Given instruction —
Please write the listing below out again exactly, leaving every picture behind.

(Dataset records)

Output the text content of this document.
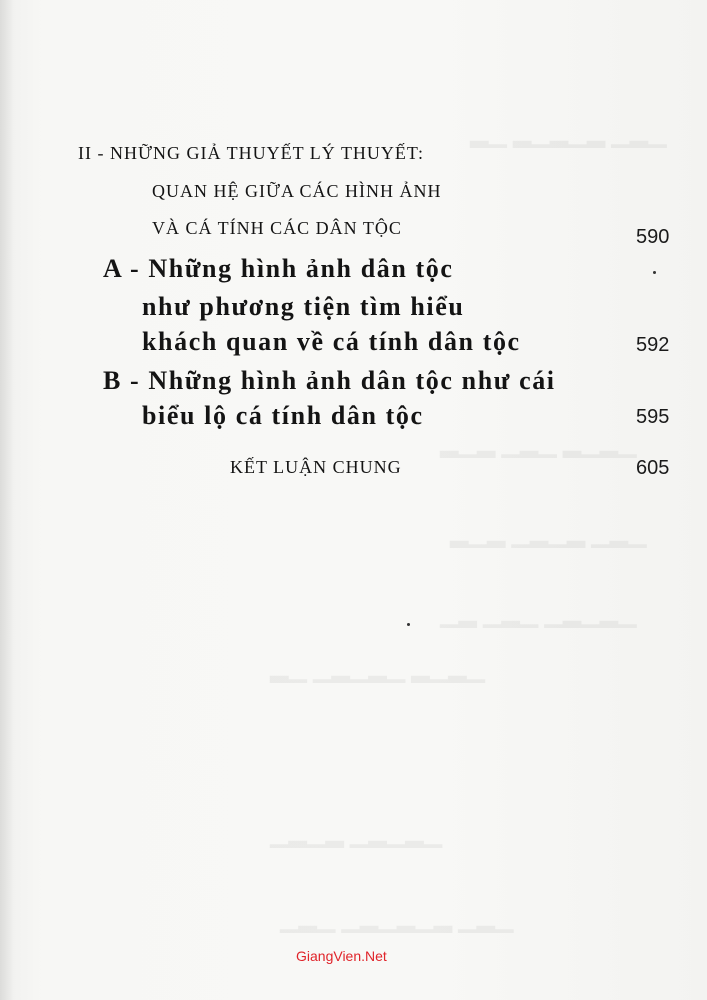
▁▂▁ ▂▁▂▁▂ ▁▂
▁▂▁▂ ▁▂▁ ▂▁▂
▁▂▁ ▂▁▂▁ ▂▁▂
▁▂▁▂▁ ▁▂▁ ▂▁
▁▂▁▂ ▁▂▁▂▁ ▁▂
▁▂▁▂▁ ▂▁▂▁
▁▂▁ ▂▁▂▁▂▁ ▁▂▁
II - NHỮNG GIẢ THUYẾT LÝ THUYẾT:
QUAN HỆ GIỮA CÁC HÌNH ẢNH
VÀ CÁ TÍNH CÁC DÂN TỘC	590
A - Những hình ảnh dân tộc
như phương tiện tìm hiểu
khách quan về cá tính dân tộc	592
B - Những hình ảnh dân tộc như cái
biểu lộ cá tính dân tộc	595
KẾT LUẬN CHUNG	605
GiangVien.Net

Solution to this exercise —
Output the text content of this document.
▁▂▁ ▂▁▂▁▂ ▁▂
▁▂▁▂ ▁▂▁ ▂▁▂
▁▂▁ ▂▁▂▁ ▂▁▂
▁▂▁▂▁ ▁▂▁ ▂▁
▁▂▁▂ ▁▂▁▂▁ ▁▂
▁▂▁▂▁ ▂▁▂▁
▁▂▁ ▂▁▂▁▂▁ ▁▂▁
II - NHỮNG GIẢ THUYẾT LÝ THUYẾT:
QUAN HỆ GIỮA CÁC HÌNH ẢNH
VÀ CÁ TÍNH CÁC DÂN TỘC	590
A - Những hình ảnh dân tộc
như phương tiện tìm hiểu
khách quan về cá tính dân tộc	592
B - Những hình ảnh dân tộc như cái
biểu lộ cá tính dân tộc	595
KẾT LUẬN CHUNG	605
GiangVien.Net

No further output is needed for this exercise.